**Set exercise:**
Every line below is to be quoted exactly, with nothing added or dropped.

╔══

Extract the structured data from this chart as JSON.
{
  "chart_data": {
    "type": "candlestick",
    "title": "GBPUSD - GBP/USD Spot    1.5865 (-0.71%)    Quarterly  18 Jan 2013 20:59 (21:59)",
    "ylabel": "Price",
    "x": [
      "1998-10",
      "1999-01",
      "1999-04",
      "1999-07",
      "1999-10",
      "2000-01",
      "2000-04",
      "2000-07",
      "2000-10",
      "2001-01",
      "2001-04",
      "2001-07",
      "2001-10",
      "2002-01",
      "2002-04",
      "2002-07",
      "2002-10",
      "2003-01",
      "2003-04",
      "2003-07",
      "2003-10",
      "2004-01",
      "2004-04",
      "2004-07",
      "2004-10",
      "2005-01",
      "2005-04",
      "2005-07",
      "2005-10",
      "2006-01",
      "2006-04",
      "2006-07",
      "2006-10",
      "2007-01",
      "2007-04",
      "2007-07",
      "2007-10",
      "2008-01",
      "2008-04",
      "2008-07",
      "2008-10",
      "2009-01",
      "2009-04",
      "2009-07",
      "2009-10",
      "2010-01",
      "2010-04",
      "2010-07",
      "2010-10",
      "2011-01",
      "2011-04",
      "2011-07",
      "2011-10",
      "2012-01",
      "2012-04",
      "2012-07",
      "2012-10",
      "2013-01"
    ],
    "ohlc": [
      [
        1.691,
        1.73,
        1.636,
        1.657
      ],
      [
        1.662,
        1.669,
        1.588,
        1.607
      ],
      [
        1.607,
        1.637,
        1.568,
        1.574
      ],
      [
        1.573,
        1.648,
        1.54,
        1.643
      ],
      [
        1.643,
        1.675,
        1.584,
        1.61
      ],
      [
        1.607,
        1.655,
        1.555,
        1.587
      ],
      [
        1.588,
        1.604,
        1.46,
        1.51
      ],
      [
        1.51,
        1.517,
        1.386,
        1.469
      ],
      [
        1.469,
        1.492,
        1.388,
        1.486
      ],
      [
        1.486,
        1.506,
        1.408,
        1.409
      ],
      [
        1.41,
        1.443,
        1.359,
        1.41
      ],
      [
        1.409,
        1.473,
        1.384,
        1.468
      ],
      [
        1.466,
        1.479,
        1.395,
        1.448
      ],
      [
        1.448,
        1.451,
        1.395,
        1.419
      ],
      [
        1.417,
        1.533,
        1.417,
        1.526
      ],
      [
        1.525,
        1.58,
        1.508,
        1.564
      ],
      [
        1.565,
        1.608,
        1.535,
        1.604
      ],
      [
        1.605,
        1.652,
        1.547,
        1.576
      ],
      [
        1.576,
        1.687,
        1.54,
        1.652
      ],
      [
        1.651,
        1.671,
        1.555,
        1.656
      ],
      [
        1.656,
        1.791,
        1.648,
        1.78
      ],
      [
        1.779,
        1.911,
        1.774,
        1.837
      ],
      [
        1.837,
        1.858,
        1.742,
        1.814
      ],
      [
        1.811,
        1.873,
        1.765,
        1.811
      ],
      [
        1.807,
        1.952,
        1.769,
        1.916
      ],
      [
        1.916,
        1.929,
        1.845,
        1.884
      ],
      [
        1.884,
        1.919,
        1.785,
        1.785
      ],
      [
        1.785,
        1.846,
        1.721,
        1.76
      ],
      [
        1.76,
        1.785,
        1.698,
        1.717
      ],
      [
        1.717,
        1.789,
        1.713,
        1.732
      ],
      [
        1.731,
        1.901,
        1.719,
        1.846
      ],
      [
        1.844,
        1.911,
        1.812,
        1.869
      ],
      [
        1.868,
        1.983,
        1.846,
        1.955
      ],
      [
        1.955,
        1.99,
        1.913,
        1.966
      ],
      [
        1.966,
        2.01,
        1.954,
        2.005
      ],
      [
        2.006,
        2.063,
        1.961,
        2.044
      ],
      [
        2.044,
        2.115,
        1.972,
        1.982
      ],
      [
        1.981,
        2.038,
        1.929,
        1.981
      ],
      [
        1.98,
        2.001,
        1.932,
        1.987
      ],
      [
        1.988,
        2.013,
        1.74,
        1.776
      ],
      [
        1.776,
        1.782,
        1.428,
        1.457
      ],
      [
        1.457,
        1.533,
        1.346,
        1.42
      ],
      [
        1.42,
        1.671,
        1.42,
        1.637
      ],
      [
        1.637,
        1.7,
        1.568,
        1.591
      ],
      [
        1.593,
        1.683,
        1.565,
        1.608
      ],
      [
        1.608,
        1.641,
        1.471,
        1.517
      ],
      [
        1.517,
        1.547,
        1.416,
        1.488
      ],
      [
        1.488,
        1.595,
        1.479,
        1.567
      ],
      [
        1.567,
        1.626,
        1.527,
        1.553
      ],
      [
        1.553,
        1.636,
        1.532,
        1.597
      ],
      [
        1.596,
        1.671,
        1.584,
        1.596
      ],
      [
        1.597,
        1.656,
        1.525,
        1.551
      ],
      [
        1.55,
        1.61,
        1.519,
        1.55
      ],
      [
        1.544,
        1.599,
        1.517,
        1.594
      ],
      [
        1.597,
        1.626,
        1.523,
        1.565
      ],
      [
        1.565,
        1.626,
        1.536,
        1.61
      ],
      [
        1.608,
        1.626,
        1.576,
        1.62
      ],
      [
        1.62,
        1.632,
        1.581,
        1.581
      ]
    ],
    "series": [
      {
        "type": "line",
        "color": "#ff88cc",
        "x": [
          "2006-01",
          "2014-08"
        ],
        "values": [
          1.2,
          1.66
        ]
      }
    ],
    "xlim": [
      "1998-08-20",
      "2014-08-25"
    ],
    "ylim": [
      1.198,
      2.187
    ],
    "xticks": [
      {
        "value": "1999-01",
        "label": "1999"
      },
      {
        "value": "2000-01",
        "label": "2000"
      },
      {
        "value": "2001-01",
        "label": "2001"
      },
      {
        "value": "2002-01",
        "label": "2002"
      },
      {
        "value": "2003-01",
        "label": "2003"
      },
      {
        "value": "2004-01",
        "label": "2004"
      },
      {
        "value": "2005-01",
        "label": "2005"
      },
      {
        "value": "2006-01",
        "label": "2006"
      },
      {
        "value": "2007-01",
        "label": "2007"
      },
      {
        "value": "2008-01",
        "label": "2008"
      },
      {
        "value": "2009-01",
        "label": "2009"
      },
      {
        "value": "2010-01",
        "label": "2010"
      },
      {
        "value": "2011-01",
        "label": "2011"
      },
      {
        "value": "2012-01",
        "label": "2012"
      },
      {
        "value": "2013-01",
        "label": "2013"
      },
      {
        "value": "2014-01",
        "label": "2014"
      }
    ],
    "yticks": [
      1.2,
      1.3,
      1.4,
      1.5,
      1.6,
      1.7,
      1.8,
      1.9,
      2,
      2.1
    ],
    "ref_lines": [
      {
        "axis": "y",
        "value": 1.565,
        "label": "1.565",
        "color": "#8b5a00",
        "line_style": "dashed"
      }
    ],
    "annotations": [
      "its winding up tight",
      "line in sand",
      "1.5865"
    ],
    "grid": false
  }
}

╚══

**Written solution:**
Extract the structured data from this chart as JSON.
{
  "chart_data": {
    "type": "candlestick",
    "title": "GBPUSD - GBP/USD Spot    1.5865 (-0.71%)    Quarterly  18 Jan 2013 20:59 (21:59)",
    "ylabel": "Price",
    "x": [
      "1998-10",
      "1999-01",
      "1999-04",
      "1999-07",
      "1999-10",
      "2000-01",
      "2000-04",
      "2000-07",
      "2000-10",
      "2001-01",
      "2001-04",
      "2001-07",
      "2001-10",
      "2002-01",
      "2002-04",
      "2002-07",
      "2002-10",
      "2003-01",
      "2003-04",
      "2003-07",
      "2003-10",
      "2004-01",
      "2004-04",
      "2004-07",
      "2004-10",
      "2005-01",
      "2005-04",
      "2005-07",
      "2005-10",
      "2006-01",
      "2006-04",
      "2006-07",
      "2006-10",
      "2007-01",
      "2007-04",
      "2007-07",
      "2007-10",
      "2008-01",
      "2008-04",
      "2008-07",
      "2008-10",
      "2009-01",
      "2009-04",
      "2009-07",
      "2009-10",
      "2010-01",
      "2010-04",
      "2010-07",
      "2010-10",
      "2011-01",
      "2011-04",
      "2011-07",
      "2011-10",
      "2012-01",
      "2012-04",
      "2012-07",
      "2012-10",
      "2013-01"
    ],
    "ohlc": [
      [
        1.691,
        1.73,
        1.636,
        1.657
      ],
      [
        1.662,
        1.669,
        1.588,
        1.607
      ],
      [
        1.607,
        1.637,
        1.568,
        1.574
      ],
      [
        1.573,
        1.648,
        1.54,
        1.643
      ],
      [
        1.643,
        1.675,
        1.584,
        1.61
      ],
      [
        1.607,
        1.655,
        1.555,
        1.587
      ],
      [
        1.588,
        1.604,
        1.46,
        1.51
      ],
      [
        1.51,
        1.517,
        1.386,
        1.469
      ],
      [
        1.469,
        1.492,
        1.388,
        1.486
      ],
      [
        1.486,
        1.506,
        1.408,
        1.409
      ],
      [
        1.41,
        1.443,
        1.359,
        1.41
      ],
      [
        1.409,
        1.473,
        1.384,
        1.468
      ],
      [
        1.466,
        1.479,
        1.395,
        1.448
      ],
      [
        1.448,
        1.451,
        1.395,
        1.419
      ],
      [
        1.417,
        1.533,
        1.417,
        1.526
      ],
      [
        1.525,
        1.58,
        1.508,
        1.564
      ],
      [
        1.565,
        1.608,
        1.535,
        1.604
      ],
      [
        1.605,
        1.652,
        1.547,
        1.576
      ],
      [
        1.576,
        1.687,
        1.54,
        1.652
      ],
      [
        1.651,
        1.671,
        1.555,
        1.656
      ],
      [
        1.656,
        1.791,
        1.648,
        1.78
      ],
      [
        1.779,
        1.911,
        1.774,
        1.837
      ],
      [
        1.837,
        1.858,
        1.742,
        1.814
      ],
      [
        1.811,
        1.873,
        1.765,
        1.811
      ],
      [
        1.807,
        1.952,
        1.769,
        1.916
      ],
      [
        1.916,
        1.929,
        1.845,
        1.884
      ],
      [
        1.884,
        1.919,
        1.785,
        1.785
      ],
      [
        1.785,
        1.846,
        1.721,
        1.76
      ],
      [
        1.76,
        1.785,
        1.698,
        1.717
      ],
      [
        1.717,
        1.789,
        1.713,
        1.732
      ],
      [
        1.731,
        1.901,
        1.719,
        1.846
      ],
      [
        1.844,
        1.911,
        1.812,
        1.869
      ],
      [
        1.868,
        1.983,
        1.846,
        1.955
      ],
      [
        1.955,
        1.99,
        1.913,
        1.966
      ],
      [
        1.966,
        2.01,
        1.954,
        2.005
      ],
      [
        2.006,
        2.063,
        1.961,
        2.044
      ],
      [
        2.044,
        2.115,
        1.972,
        1.982
      ],
      [
        1.981,
        2.038,
        1.929,
        1.981
      ],
      [
        1.98,
        2.001,
        1.932,
        1.987
      ],
      [
        1.988,
        2.013,
        1.74,
        1.776
      ],
      [
        1.776,
        1.782,
        1.428,
        1.457
      ],
      [
        1.457,
        1.533,
        1.346,
        1.42
      ],
      [
        1.42,
        1.671,
        1.42,
        1.637
      ],
      [
        1.637,
        1.7,
        1.568,
        1.591
      ],
      [
        1.593,
        1.683,
        1.565,
        1.608
      ],
      [
        1.608,
        1.641,
        1.471,
        1.517
      ],
      [
        1.517,
        1.547,
        1.416,
        1.488
      ],
      [
        1.488,
        1.595,
        1.479,
        1.567
      ],
      [
        1.567,
        1.626,
        1.527,
        1.553
      ],
      [
        1.553,
        1.636,
        1.532,
        1.597
      ],
      [
        1.596,
        1.671,
        1.584,
        1.596
      ],
      [
        1.597,
        1.656,
        1.525,
        1.551
      ],
      [
        1.55,
        1.61,
        1.519,
        1.55
      ],
      [
        1.544,
        1.599,
        1.517,
        1.594
      ],
      [
        1.597,
        1.626,
        1.523,
        1.565
      ],
      [
        1.565,
        1.626,
        1.536,
        1.61
      ],
      [
        1.608,
        1.626,
        1.576,
        1.62
      ],
      [
        1.62,
        1.632,
        1.581,
        1.581
      ]
    ],
    "series": [
      {
        "type": "line",
        "color": "#ff88cc",
        "x": [
          "2006-01",
          "2014-08"
        ],
        "values": [
          1.2,
          1.66
        ]
      }
    ],
    "xlim": [
      "1998-08-20",
      "2014-08-25"
    ],
    "ylim": [
      1.198,
      2.187
    ],
    "xticks": [
      {
        "value": "1999-01",
        "label": "1999"
      },
      {
        "value": "2000-01",
        "label": "2000"
      },
      {
        "value": "2001-01",
        "label": "2001"
      },
      {
        "value": "2002-01",
        "label": "2002"
      },
      {
        "value": "2003-01",
        "label": "2003"
      },
      {
        "value": "2004-01",
        "label": "2004"
      },
      {
        "value": "2005-01",
        "label": "2005"
      },
      {
        "value": "2006-01",
        "label": "2006"
      },
      {
        "value": "2007-01",
        "label": "2007"
      },
      {
        "value": "2008-01",
        "label": "2008"
      },
      {
        "value": "2009-01",
        "label": "2009"
      },
      {
        "value": "2010-01",
        "label": "2010"
      },
      {
        "value": "2011-01",
        "label": "2011"
      },
      {
        "value": "2012-01",
        "label": "2012"
      },
      {
        "value": "2013-01",
        "label": "2013"
      },
      {
        "value": "2014-01",
        "label": "2014"
      }
    ],
    "yticks": [
      1.2,
      1.3,
      1.4,
      1.5,
      1.6,
      1.7,
      1.8,
      1.9,
      2,
      2.1
    ],
    "ref_lines": [
      {
        "axis": "y",
        "value": 1.565,
        "label": "1.565",
        "color": "#8b5a00",
        "line_style": "dashed"
      }
    ],
    "annotations": [
      "its winding up tight",
      "line in sand",
      "1.5865"
    ],
    "grid": false
  }
}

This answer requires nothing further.